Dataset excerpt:
:::

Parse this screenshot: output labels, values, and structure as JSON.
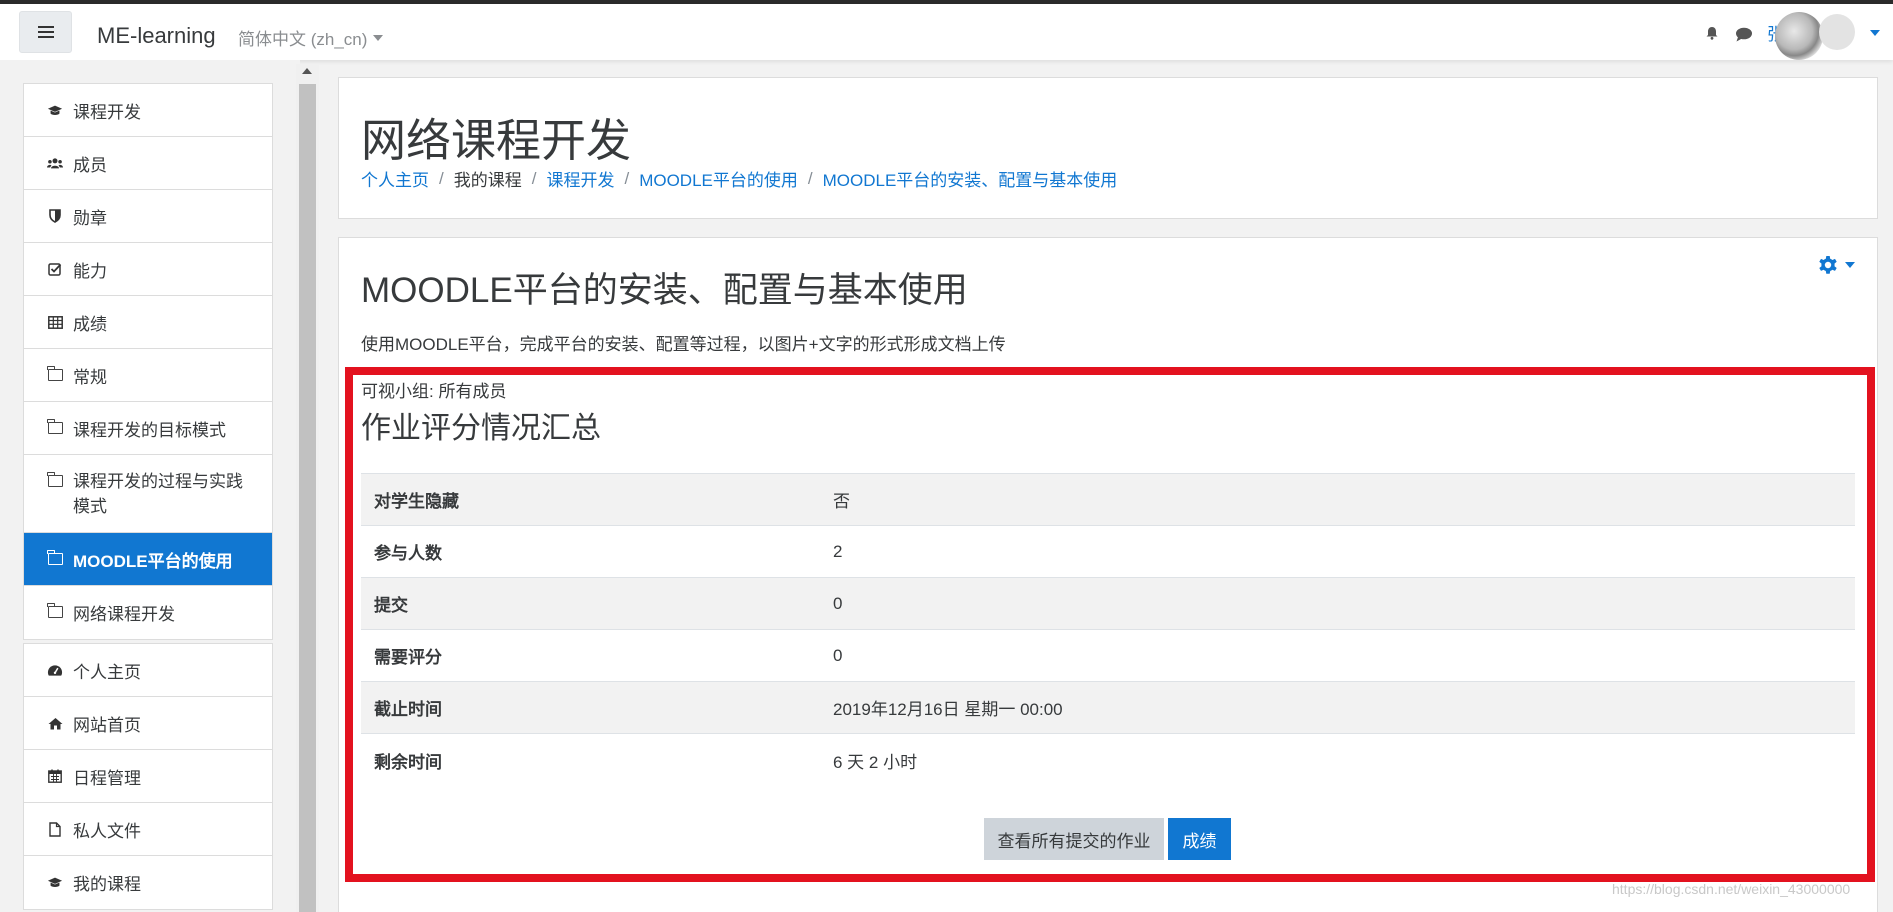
{
  "navbar": {
    "brand": "ME-learning",
    "language": "简体中文 (zh_cn)",
    "user_name": "张"
  },
  "sidebar": {
    "course_items": [
      {
        "label": "课程开发",
        "icon": "graduation-cap-icon"
      },
      {
        "label": "成员",
        "icon": "users-icon"
      },
      {
        "label": "勋章",
        "icon": "shield-icon"
      },
      {
        "label": "能力",
        "icon": "checkbox-icon"
      },
      {
        "label": "成绩",
        "icon": "table-icon"
      },
      {
        "label": "常规",
        "icon": "folder-icon"
      },
      {
        "label": "课程开发的目标模式",
        "icon": "folder-icon"
      },
      {
        "label": "课程开发的过程与实践模式",
        "icon": "folder-icon"
      },
      {
        "label": "MOODLE平台的使用",
        "icon": "folder-icon",
        "active": true
      },
      {
        "label": "网络课程开发",
        "icon": "folder-icon"
      }
    ],
    "site_items": [
      {
        "label": "个人主页",
        "icon": "dashboard-icon"
      },
      {
        "label": "网站首页",
        "icon": "home-icon"
      },
      {
        "label": "日程管理",
        "icon": "calendar-icon"
      },
      {
        "label": "私人文件",
        "icon": "file-icon"
      },
      {
        "label": "我的课程",
        "icon": "graduation-cap-icon"
      }
    ]
  },
  "header": {
    "title": "网络课程开发",
    "breadcrumb": [
      {
        "label": "个人主页",
        "link": true
      },
      {
        "label": "我的课程",
        "link": false
      },
      {
        "label": "课程开发",
        "link": true
      },
      {
        "label": "MOODLE平台的使用",
        "link": true
      },
      {
        "label": "MOODLE平台的安装、配置与基本使用",
        "link": true
      }
    ]
  },
  "main": {
    "activity_title": "MOODLE平台的安装、配置与基本使用",
    "intro": "使用MOODLE平台，完成平台的安装、配置等过程，以图片+文字的形式形成文档上传",
    "group_label": "可视小组: 所有成员",
    "grading_title": "作业评分情况汇总",
    "summary": [
      {
        "key": "对学生隐藏",
        "value": "否"
      },
      {
        "key": "参与人数",
        "value": "2"
      },
      {
        "key": "提交",
        "value": "0"
      },
      {
        "key": "需要评分",
        "value": "0"
      },
      {
        "key": "截止时间",
        "value": "2019年12月16日 星期一 00:00"
      },
      {
        "key": "剩余时间",
        "value": "6 天 2 小时"
      }
    ],
    "view_all_button": "查看所有提交的作业",
    "grade_button": "成绩"
  },
  "watermark": "https://blog.csdn.net/weixin_43000000",
  "colors": {
    "accent": "#1177d1",
    "highlight_border": "#e3121f",
    "page_bg": "#f2f2f2"
  }
}
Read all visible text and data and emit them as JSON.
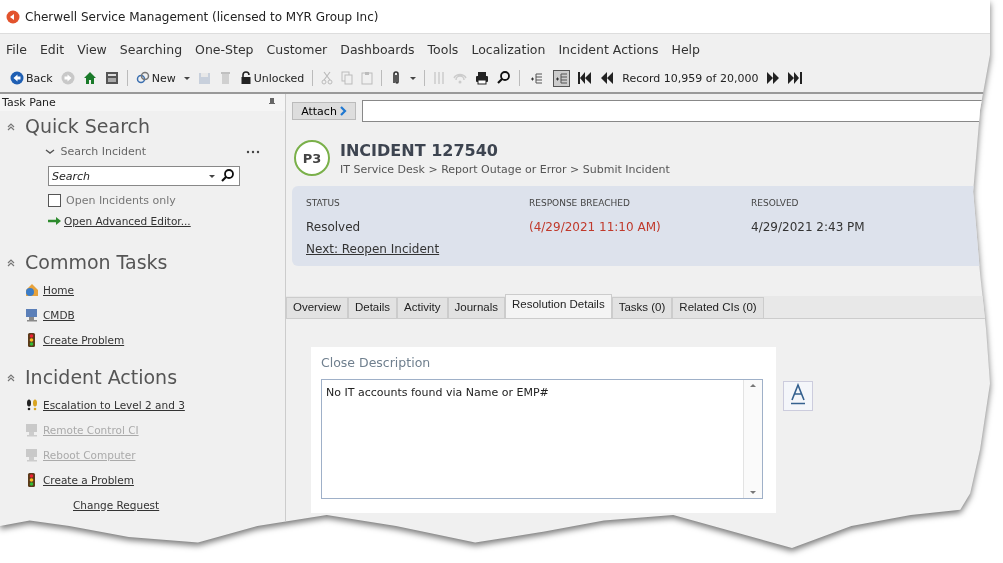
{
  "window": {
    "title": "Cherwell Service Management (licensed to MYR Group Inc)"
  },
  "menu": [
    "File",
    "Edit",
    "View",
    "Searching",
    "One-Step",
    "Customer",
    "Dashboards",
    "Tools",
    "Localization",
    "Incident Actions",
    "Help"
  ],
  "toolbar": {
    "back": "Back",
    "new": "New",
    "lock": "Unlocked",
    "record": "Record 10,959 of 20,000",
    "toggles": [
      {
        "pressed": false
      },
      {
        "pressed": true
      }
    ]
  },
  "task_pane": {
    "title": "Task Pane",
    "sections": [
      {
        "kind": "search",
        "title": "Quick Search",
        "expanded": true,
        "scope": "Search Incident",
        "field": {
          "placeholder": "Search"
        },
        "checkbox": {
          "label": "Open Incidents only",
          "checked": false
        },
        "link": "Open Advanced Editor..."
      },
      {
        "kind": "links",
        "title": "Common Tasks",
        "expanded": true,
        "items": [
          {
            "kind": "home",
            "label": "Home",
            "disabled": false
          },
          {
            "kind": "computer",
            "label": "CMDB",
            "disabled": false
          },
          {
            "kind": "traffic",
            "label": "Create Problem",
            "disabled": false
          }
        ]
      },
      {
        "kind": "links",
        "title": "Incident Actions",
        "expanded": true,
        "items": [
          {
            "kind": "steps",
            "label": "Escalation to Level 2 and 3",
            "disabled": false
          },
          {
            "kind": "computer",
            "label": "Remote Control CI",
            "disabled": true
          },
          {
            "kind": "computer",
            "label": "Reboot Computer",
            "disabled": true
          },
          {
            "kind": "traffic",
            "label": "Create a Problem",
            "disabled": false
          },
          {
            "kind": "plain",
            "label": "Change Request",
            "disabled": false
          }
        ]
      }
    ]
  },
  "attach": {
    "label": "Attach"
  },
  "incident": {
    "priority": "P3",
    "title": "INCIDENT 127540",
    "breadcrumb": "IT Service Desk > Report Outage or Error > Submit Incident",
    "fields": [
      {
        "label": "STATUS",
        "value": "Resolved",
        "breached": false
      },
      {
        "label": "RESPONSE BREACHED",
        "value": "(4/29/2021 11:10 AM)",
        "breached": true
      },
      {
        "label": "RESOLVED",
        "value": "4/29/2021 2:43 PM",
        "breached": false
      }
    ],
    "next": "Next: Reopen Incident"
  },
  "tabs": [
    {
      "label": "Overview",
      "selected": false
    },
    {
      "label": "Details",
      "selected": false
    },
    {
      "label": "Activity",
      "selected": false
    },
    {
      "label": "Journals",
      "selected": false
    },
    {
      "label": "Resolution Details",
      "selected": true
    },
    {
      "label": "Tasks (0)",
      "selected": false
    },
    {
      "label": "Related CIs (0)",
      "selected": false
    }
  ],
  "close_description": {
    "label": "Close Description",
    "value": "No IT accounts found via Name or EMP#"
  }
}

:::

◆ What is expected:
Without the pictures, write out every entry precisely as it appears.

◆ Output of the task:
Parse this screenshot: output labels, values, and structure as JSON.
{
  "navbar": {
    "brand": "ME-learning",
    "language": "简体中文 (zh_cn)",
    "user_name": "张"
  },
  "sidebar": {
    "course_items": [
      {
        "label": "课程开发",
        "icon": "graduation-cap-icon"
      },
      {
        "label": "成员",
        "icon": "users-icon"
      },
      {
        "label": "勋章",
        "icon": "shield-icon"
      },
      {
        "label": "能力",
        "icon": "checkbox-icon"
      },
      {
        "label": "成绩",
        "icon": "table-icon"
      },
      {
        "label": "常规",
        "icon": "folder-icon"
      },
      {
        "label": "课程开发的目标模式",
        "icon": "folder-icon"
      },
      {
        "label": "课程开发的过程与实践模式",
        "icon": "folder-icon"
      },
      {
        "label": "MOODLE平台的使用",
        "icon": "folder-icon",
        "active": true
      },
      {
        "label": "网络课程开发",
        "icon": "folder-icon"
      }
    ],
    "site_items": [
      {
        "label": "个人主页",
        "icon": "dashboard-icon"
      },
      {
        "label": "网站首页",
        "icon": "home-icon"
      },
      {
        "label": "日程管理",
        "icon": "calendar-icon"
      },
      {
        "label": "私人文件",
        "icon": "file-icon"
      },
      {
        "label": "我的课程",
        "icon": "graduation-cap-icon"
      }
    ]
  },
  "header": {
    "title": "网络课程开发",
    "breadcrumb": [
      {
        "label": "个人主页",
        "link": true
      },
      {
        "label": "我的课程",
        "link": false
      },
      {
        "label": "课程开发",
        "link": true
      },
      {
        "label": "MOODLE平台的使用",
        "link": true
      },
      {
        "label": "MOODLE平台的安装、配置与基本使用",
        "link": true
      }
    ]
  },
  "main": {
    "activity_title": "MOODLE平台的安装、配置与基本使用",
    "intro": "使用MOODLE平台，完成平台的安装、配置等过程，以图片+文字的形式形成文档上传",
    "group_label": "可视小组: 所有成员",
    "grading_title": "作业评分情况汇总",
    "summary": [
      {
        "key": "对学生隐藏",
        "value": "否"
      },
      {
        "key": "参与人数",
        "value": "2"
      },
      {
        "key": "提交",
        "value": "0"
      },
      {
        "key": "需要评分",
        "value": "0"
      },
      {
        "key": "截止时间",
        "value": "2019年12月16日 星期一 00:00"
      },
      {
        "key": "剩余时间",
        "value": "6 天 2 小时"
      }
    ],
    "view_all_button": "查看所有提交的作业",
    "grade_button": "成绩"
  },
  "watermark": "https://blog.csdn.net/weixin_43000000",
  "colors": {
    "accent": "#1177d1",
    "highlight_border": "#e3121f",
    "page_bg": "#f2f2f2"
  }
}
Read all visible text and data and emit them as JSON.
{
  "window": {
    "title": "Cherwell Service Management (licensed to MYR Group Inc)"
  },
  "menu": [
    "File",
    "Edit",
    "View",
    "Searching",
    "One-Step",
    "Customer",
    "Dashboards",
    "Tools",
    "Localization",
    "Incident Actions",
    "Help"
  ],
  "toolbar": {
    "back": "Back",
    "new": "New",
    "lock": "Unlocked",
    "record": "Record 10,959 of 20,000",
    "toggles": [
      {
        "pressed": false
      },
      {
        "pressed": true
      }
    ]
  },
  "task_pane": {
    "title": "Task Pane",
    "sections": [
      {
        "kind": "search",
        "title": "Quick Search",
        "expanded": true,
        "scope": "Search Incident",
        "field": {
          "placeholder": "Search"
        },
        "checkbox": {
          "label": "Open Incidents only",
          "checked": false
        },
        "link": "Open Advanced Editor..."
      },
      {
        "kind": "links",
        "title": "Common Tasks",
        "expanded": true,
        "items": [
          {
            "kind": "home",
            "label": "Home",
            "disabled": false
          },
          {
            "kind": "computer",
            "label": "CMDB",
            "disabled": false
          },
          {
            "kind": "traffic",
            "label": "Create Problem",
            "disabled": false
          }
        ]
      },
      {
        "kind": "links",
        "title": "Incident Actions",
        "expanded": true,
        "items": [
          {
            "kind": "steps",
            "label": "Escalation to Level 2 and 3",
            "disabled": false
          },
          {
            "kind": "computer",
            "label": "Remote Control CI",
            "disabled": true
          },
          {
            "kind": "computer",
            "label": "Reboot Computer",
            "disabled": true
          },
          {
            "kind": "traffic",
            "label": "Create a Problem",
            "disabled": false
          },
          {
            "kind": "plain",
            "label": "Change Request",
            "disabled": false
          }
        ]
      }
    ]
  },
  "attach": {
    "label": "Attach"
  },
  "incident": {
    "priority": "P3",
    "title": "INCIDENT 127540",
    "breadcrumb": "IT Service Desk > Report Outage or Error > Submit Incident",
    "fields": [
      {
        "label": "STATUS",
        "value": "Resolved",
        "breached": false
      },
      {
        "label": "RESPONSE BREACHED",
        "value": "(4/29/2021 11:10 AM)",
        "breached": true
      },
      {
        "label": "RESOLVED",
        "value": "4/29/2021 2:43 PM",
        "breached": false
      }
    ],
    "next": "Next: Reopen Incident"
  },
  "tabs": [
    {
      "label": "Overview",
      "selected": false
    },
    {
      "label": "Details",
      "selected": false
    },
    {
      "label": "Activity",
      "selected": false
    },
    {
      "label": "Journals",
      "selected": false
    },
    {
      "label": "Resolution Details",
      "selected": true
    },
    {
      "label": "Tasks (0)",
      "selected": false
    },
    {
      "label": "Related CIs (0)",
      "selected": false
    }
  ],
  "close_description": {
    "label": "Close Description",
    "value": "No IT accounts found via Name or EMP#"
  }
}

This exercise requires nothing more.